Task description: Repeat the material verbatim. Images are excluded from the copy.

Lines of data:
————
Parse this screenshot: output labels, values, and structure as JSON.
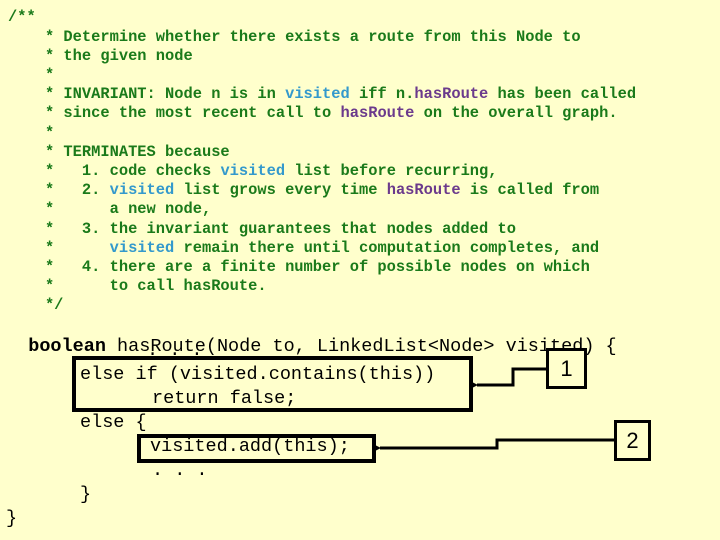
{
  "comment": {
    "lines": [
      [
        {
          "t": "/**"
        }
      ],
      [
        {
          "t": "    * Determine whether there exists a route from this Node to"
        }
      ],
      [
        {
          "t": "    * the given node"
        }
      ],
      [
        {
          "t": "    *"
        }
      ],
      [
        {
          "t": "    * INVARIANT: Node n is in "
        },
        {
          "t": "visited",
          "c": "visited"
        },
        {
          "t": " iff n."
        },
        {
          "t": "hasRoute",
          "c": "hasroute"
        },
        {
          "t": " has been called"
        }
      ],
      [
        {
          "t": "    * since the most recent call to "
        },
        {
          "t": "hasRoute",
          "c": "hasroute"
        },
        {
          "t": " on the overall graph."
        }
      ],
      [
        {
          "t": "    *"
        }
      ],
      [
        {
          "t": "    * TERMINATES because"
        }
      ],
      [
        {
          "t": "    *   1. code checks "
        },
        {
          "t": "visited",
          "c": "visited"
        },
        {
          "t": " list before recurring,"
        }
      ],
      [
        {
          "t": "    *   2. "
        },
        {
          "t": "visited",
          "c": "visited"
        },
        {
          "t": " list grows every time "
        },
        {
          "t": "hasRoute",
          "c": "hasroute"
        },
        {
          "t": " is called from"
        }
      ],
      [
        {
          "t": "    *      a new node,"
        }
      ],
      [
        {
          "t": "    *   3. the invariant guarantees that nodes added to"
        }
      ],
      [
        {
          "t": "    *      "
        },
        {
          "t": "visited",
          "c": "visited"
        },
        {
          "t": " remain there until computation completes, and"
        }
      ],
      [
        {
          "t": "    *   4. there are a finite number of possible nodes on which"
        }
      ],
      [
        {
          "t": "    *      to call hasRoute."
        }
      ],
      [
        {
          "t": "    */"
        }
      ]
    ]
  },
  "code": {
    "signature_keyword": "boolean",
    "signature_rest": " hasRoute(Node to, LinkedList<Node> visited) {",
    "ellipsis_1": ". . .",
    "else_if_line": "else if (visited.contains(this))",
    "return_line": "return false;",
    "else_line": "else {",
    "add_line": "visited.add(this);",
    "ellipsis_2": ". . .",
    "inner_close": "}",
    "outer_close": "}"
  },
  "callouts": {
    "one": "1",
    "two": "2"
  },
  "colors": {
    "background": "#ffffcc",
    "comment": "#1a7a1a",
    "visited_highlight": "#3399cc",
    "hasroute_highlight": "#6b3a8c",
    "code": "#000000"
  }
}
————
Completed exercise:
Parse this screenshot: output labels, values, and structure as JSON.
{
  "comment": {
    "lines": [
      [
        {
          "t": "/**"
        }
      ],
      [
        {
          "t": "    * Determine whether there exists a route from this Node to"
        }
      ],
      [
        {
          "t": "    * the given node"
        }
      ],
      [
        {
          "t": "    *"
        }
      ],
      [
        {
          "t": "    * INVARIANT: Node n is in "
        },
        {
          "t": "visited",
          "c": "visited"
        },
        {
          "t": " iff n."
        },
        {
          "t": "hasRoute",
          "c": "hasroute"
        },
        {
          "t": " has been called"
        }
      ],
      [
        {
          "t": "    * since the most recent call to "
        },
        {
          "t": "hasRoute",
          "c": "hasroute"
        },
        {
          "t": " on the overall graph."
        }
      ],
      [
        {
          "t": "    *"
        }
      ],
      [
        {
          "t": "    * TERMINATES because"
        }
      ],
      [
        {
          "t": "    *   1. code checks "
        },
        {
          "t": "visited",
          "c": "visited"
        },
        {
          "t": " list before recurring,"
        }
      ],
      [
        {
          "t": "    *   2. "
        },
        {
          "t": "visited",
          "c": "visited"
        },
        {
          "t": " list grows every time "
        },
        {
          "t": "hasRoute",
          "c": "hasroute"
        },
        {
          "t": " is called from"
        }
      ],
      [
        {
          "t": "    *      a new node,"
        }
      ],
      [
        {
          "t": "    *   3. the invariant guarantees that nodes added to"
        }
      ],
      [
        {
          "t": "    *      "
        },
        {
          "t": "visited",
          "c": "visited"
        },
        {
          "t": " remain there until computation completes, and"
        }
      ],
      [
        {
          "t": "    *   4. there are a finite number of possible nodes on which"
        }
      ],
      [
        {
          "t": "    *      to call hasRoute."
        }
      ],
      [
        {
          "t": "    */"
        }
      ]
    ]
  },
  "code": {
    "signature_keyword": "boolean",
    "signature_rest": " hasRoute(Node to, LinkedList<Node> visited) {",
    "ellipsis_1": ". . .",
    "else_if_line": "else if (visited.contains(this))",
    "return_line": "return false;",
    "else_line": "else {",
    "add_line": "visited.add(this);",
    "ellipsis_2": ". . .",
    "inner_close": "}",
    "outer_close": "}"
  },
  "callouts": {
    "one": "1",
    "two": "2"
  },
  "colors": {
    "background": "#ffffcc",
    "comment": "#1a7a1a",
    "visited_highlight": "#3399cc",
    "hasroute_highlight": "#6b3a8c",
    "code": "#000000"
  }
}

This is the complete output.